Write out all the material exactly. Leave nothing out.

— START OF Input for this task —

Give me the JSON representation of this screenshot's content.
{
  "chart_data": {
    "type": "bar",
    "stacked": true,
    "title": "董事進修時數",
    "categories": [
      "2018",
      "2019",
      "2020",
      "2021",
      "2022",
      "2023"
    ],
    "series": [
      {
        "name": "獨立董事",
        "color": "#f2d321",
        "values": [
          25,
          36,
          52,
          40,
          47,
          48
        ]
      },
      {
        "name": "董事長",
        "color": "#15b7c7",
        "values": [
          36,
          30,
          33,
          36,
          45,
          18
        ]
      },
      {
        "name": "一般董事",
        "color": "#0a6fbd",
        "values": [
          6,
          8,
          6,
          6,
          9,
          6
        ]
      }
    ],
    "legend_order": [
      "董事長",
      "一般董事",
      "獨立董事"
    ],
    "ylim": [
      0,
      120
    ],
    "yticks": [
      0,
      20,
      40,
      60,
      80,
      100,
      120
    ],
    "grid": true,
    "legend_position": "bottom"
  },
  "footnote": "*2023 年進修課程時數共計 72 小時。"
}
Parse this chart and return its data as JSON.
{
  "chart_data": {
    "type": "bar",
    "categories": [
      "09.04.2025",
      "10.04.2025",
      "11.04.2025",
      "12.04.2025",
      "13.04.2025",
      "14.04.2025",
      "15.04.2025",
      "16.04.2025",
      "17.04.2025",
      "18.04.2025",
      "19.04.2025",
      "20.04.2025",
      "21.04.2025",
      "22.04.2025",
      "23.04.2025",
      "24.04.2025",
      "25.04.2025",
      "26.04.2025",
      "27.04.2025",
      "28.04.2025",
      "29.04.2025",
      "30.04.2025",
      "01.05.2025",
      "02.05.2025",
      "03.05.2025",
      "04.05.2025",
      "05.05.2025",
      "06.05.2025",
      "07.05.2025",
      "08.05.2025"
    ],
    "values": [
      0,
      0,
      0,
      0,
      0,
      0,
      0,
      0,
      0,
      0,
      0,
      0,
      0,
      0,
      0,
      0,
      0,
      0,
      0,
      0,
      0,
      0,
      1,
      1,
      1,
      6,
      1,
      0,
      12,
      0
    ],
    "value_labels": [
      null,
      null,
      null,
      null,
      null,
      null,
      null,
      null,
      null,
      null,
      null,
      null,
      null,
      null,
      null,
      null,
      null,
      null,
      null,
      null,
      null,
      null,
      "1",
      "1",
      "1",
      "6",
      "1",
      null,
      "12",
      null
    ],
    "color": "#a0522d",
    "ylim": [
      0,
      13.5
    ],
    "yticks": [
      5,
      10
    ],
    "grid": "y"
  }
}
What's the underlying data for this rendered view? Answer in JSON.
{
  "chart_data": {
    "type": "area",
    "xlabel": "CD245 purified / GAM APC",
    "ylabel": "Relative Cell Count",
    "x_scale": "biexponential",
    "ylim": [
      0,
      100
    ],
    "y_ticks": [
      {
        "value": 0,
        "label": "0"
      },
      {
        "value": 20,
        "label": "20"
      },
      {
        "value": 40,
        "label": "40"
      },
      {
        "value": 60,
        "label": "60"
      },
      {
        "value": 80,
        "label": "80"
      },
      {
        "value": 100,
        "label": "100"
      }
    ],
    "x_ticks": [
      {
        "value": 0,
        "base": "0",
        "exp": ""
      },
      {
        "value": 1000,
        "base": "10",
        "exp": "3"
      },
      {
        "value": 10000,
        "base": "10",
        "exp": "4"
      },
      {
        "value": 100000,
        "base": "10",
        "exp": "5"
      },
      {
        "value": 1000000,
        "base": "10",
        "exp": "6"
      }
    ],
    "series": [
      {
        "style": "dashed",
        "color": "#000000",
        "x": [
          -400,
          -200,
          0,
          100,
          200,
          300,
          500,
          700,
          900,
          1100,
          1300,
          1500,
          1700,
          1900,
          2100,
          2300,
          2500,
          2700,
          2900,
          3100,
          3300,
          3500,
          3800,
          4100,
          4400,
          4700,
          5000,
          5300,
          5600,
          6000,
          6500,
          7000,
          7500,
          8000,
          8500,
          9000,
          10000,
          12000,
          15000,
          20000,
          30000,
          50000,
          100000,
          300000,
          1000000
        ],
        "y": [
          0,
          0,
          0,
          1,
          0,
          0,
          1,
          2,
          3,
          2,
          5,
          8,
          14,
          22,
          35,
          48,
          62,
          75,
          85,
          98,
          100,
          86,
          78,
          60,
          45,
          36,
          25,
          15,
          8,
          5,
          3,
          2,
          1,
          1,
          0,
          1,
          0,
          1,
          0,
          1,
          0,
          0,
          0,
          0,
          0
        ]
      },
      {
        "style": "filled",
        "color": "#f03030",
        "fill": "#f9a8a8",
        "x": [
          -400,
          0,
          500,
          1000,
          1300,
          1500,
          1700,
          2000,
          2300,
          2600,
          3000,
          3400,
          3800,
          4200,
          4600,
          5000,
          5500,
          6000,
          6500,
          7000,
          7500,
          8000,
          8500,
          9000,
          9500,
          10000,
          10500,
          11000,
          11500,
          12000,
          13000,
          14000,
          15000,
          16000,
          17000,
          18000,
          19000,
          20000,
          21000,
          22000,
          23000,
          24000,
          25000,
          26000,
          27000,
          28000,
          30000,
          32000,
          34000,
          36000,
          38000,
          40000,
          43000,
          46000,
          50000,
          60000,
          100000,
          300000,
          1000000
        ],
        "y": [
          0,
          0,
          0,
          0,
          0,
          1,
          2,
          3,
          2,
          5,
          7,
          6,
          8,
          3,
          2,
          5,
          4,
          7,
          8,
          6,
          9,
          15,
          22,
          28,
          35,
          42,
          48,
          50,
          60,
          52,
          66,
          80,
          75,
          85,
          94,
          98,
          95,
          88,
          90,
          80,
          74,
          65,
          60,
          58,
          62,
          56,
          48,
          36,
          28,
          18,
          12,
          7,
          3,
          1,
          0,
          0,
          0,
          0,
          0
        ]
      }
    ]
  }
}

— END OF Input for this task —

• **Answer to the problem**:
Give me the JSON representation of this screenshot's content.
{
  "chart_data": {
    "type": "bar",
    "stacked": true,
    "title": "董事進修時數",
    "categories": [
      "2018",
      "2019",
      "2020",
      "2021",
      "2022",
      "2023"
    ],
    "series": [
      {
        "name": "獨立董事",
        "color": "#f2d321",
        "values": [
          25,
          36,
          52,
          40,
          47,
          48
        ]
      },
      {
        "name": "董事長",
        "color": "#15b7c7",
        "values": [
          36,
          30,
          33,
          36,
          45,
          18
        ]
      },
      {
        "name": "一般董事",
        "color": "#0a6fbd",
        "values": [
          6,
          8,
          6,
          6,
          9,
          6
        ]
      }
    ],
    "legend_order": [
      "董事長",
      "一般董事",
      "獨立董事"
    ],
    "ylim": [
      0,
      120
    ],
    "yticks": [
      0,
      20,
      40,
      60,
      80,
      100,
      120
    ],
    "grid": true,
    "legend_position": "bottom"
  },
  "footnote": "*2023 年進修課程時數共計 72 小時。"
}
Parse this chart and return its data as JSON.
{
  "chart_data": {
    "type": "bar",
    "categories": [
      "09.04.2025",
      "10.04.2025",
      "11.04.2025",
      "12.04.2025",
      "13.04.2025",
      "14.04.2025",
      "15.04.2025",
      "16.04.2025",
      "17.04.2025",
      "18.04.2025",
      "19.04.2025",
      "20.04.2025",
      "21.04.2025",
      "22.04.2025",
      "23.04.2025",
      "24.04.2025",
      "25.04.2025",
      "26.04.2025",
      "27.04.2025",
      "28.04.2025",
      "29.04.2025",
      "30.04.2025",
      "01.05.2025",
      "02.05.2025",
      "03.05.2025",
      "04.05.2025",
      "05.05.2025",
      "06.05.2025",
      "07.05.2025",
      "08.05.2025"
    ],
    "values": [
      0,
      0,
      0,
      0,
      0,
      0,
      0,
      0,
      0,
      0,
      0,
      0,
      0,
      0,
      0,
      0,
      0,
      0,
      0,
      0,
      0,
      0,
      1,
      1,
      1,
      6,
      1,
      0,
      12,
      0
    ],
    "value_labels": [
      null,
      null,
      null,
      null,
      null,
      null,
      null,
      null,
      null,
      null,
      null,
      null,
      null,
      null,
      null,
      null,
      null,
      null,
      null,
      null,
      null,
      null,
      "1",
      "1",
      "1",
      "6",
      "1",
      null,
      "12",
      null
    ],
    "color": "#a0522d",
    "ylim": [
      0,
      13.5
    ],
    "yticks": [
      5,
      10
    ],
    "grid": "y"
  }
}
What's the underlying data for this rendered view? Answer in JSON.
{
  "chart_data": {
    "type": "area",
    "xlabel": "CD245 purified / GAM APC",
    "ylabel": "Relative Cell Count",
    "x_scale": "biexponential",
    "ylim": [
      0,
      100
    ],
    "y_ticks": [
      {
        "value": 0,
        "label": "0"
      },
      {
        "value": 20,
        "label": "20"
      },
      {
        "value": 40,
        "label": "40"
      },
      {
        "value": 60,
        "label": "60"
      },
      {
        "value": 80,
        "label": "80"
      },
      {
        "value": 100,
        "label": "100"
      }
    ],
    "x_ticks": [
      {
        "value": 0,
        "base": "0",
        "exp": ""
      },
      {
        "value": 1000,
        "base": "10",
        "exp": "3"
      },
      {
        "value": 10000,
        "base": "10",
        "exp": "4"
      },
      {
        "value": 100000,
        "base": "10",
        "exp": "5"
      },
      {
        "value": 1000000,
        "base": "10",
        "exp": "6"
      }
    ],
    "series": [
      {
        "style": "dashed",
        "color": "#000000",
        "x": [
          -400,
          -200,
          0,
          100,
          200,
          300,
          500,
          700,
          900,
          1100,
          1300,
          1500,
          1700,
          1900,
          2100,
          2300,
          2500,
          2700,
          2900,
          3100,
          3300,
          3500,
          3800,
          4100,
          4400,
          4700,
          5000,
          5300,
          5600,
          6000,
          6500,
          7000,
          7500,
          8000,
          8500,
          9000,
          10000,
          12000,
          15000,
          20000,
          30000,
          50000,
          100000,
          300000,
          1000000
        ],
        "y": [
          0,
          0,
          0,
          1,
          0,
          0,
          1,
          2,
          3,
          2,
          5,
          8,
          14,
          22,
          35,
          48,
          62,
          75,
          85,
          98,
          100,
          86,
          78,
          60,
          45,
          36,
          25,
          15,
          8,
          5,
          3,
          2,
          1,
          1,
          0,
          1,
          0,
          1,
          0,
          1,
          0,
          0,
          0,
          0,
          0
        ]
      },
      {
        "style": "filled",
        "color": "#f03030",
        "fill": "#f9a8a8",
        "x": [
          -400,
          0,
          500,
          1000,
          1300,
          1500,
          1700,
          2000,
          2300,
          2600,
          3000,
          3400,
          3800,
          4200,
          4600,
          5000,
          5500,
          6000,
          6500,
          7000,
          7500,
          8000,
          8500,
          9000,
          9500,
          10000,
          10500,
          11000,
          11500,
          12000,
          13000,
          14000,
          15000,
          16000,
          17000,
          18000,
          19000,
          20000,
          21000,
          22000,
          23000,
          24000,
          25000,
          26000,
          27000,
          28000,
          30000,
          32000,
          34000,
          36000,
          38000,
          40000,
          43000,
          46000,
          50000,
          60000,
          100000,
          300000,
          1000000
        ],
        "y": [
          0,
          0,
          0,
          0,
          0,
          1,
          2,
          3,
          2,
          5,
          7,
          6,
          8,
          3,
          2,
          5,
          4,
          7,
          8,
          6,
          9,
          15,
          22,
          28,
          35,
          42,
          48,
          50,
          60,
          52,
          66,
          80,
          75,
          85,
          94,
          98,
          95,
          88,
          90,
          80,
          74,
          65,
          60,
          58,
          62,
          56,
          48,
          36,
          28,
          18,
          12,
          7,
          3,
          1,
          0,
          0,
          0,
          0,
          0
        ]
      }
    ]
  }
}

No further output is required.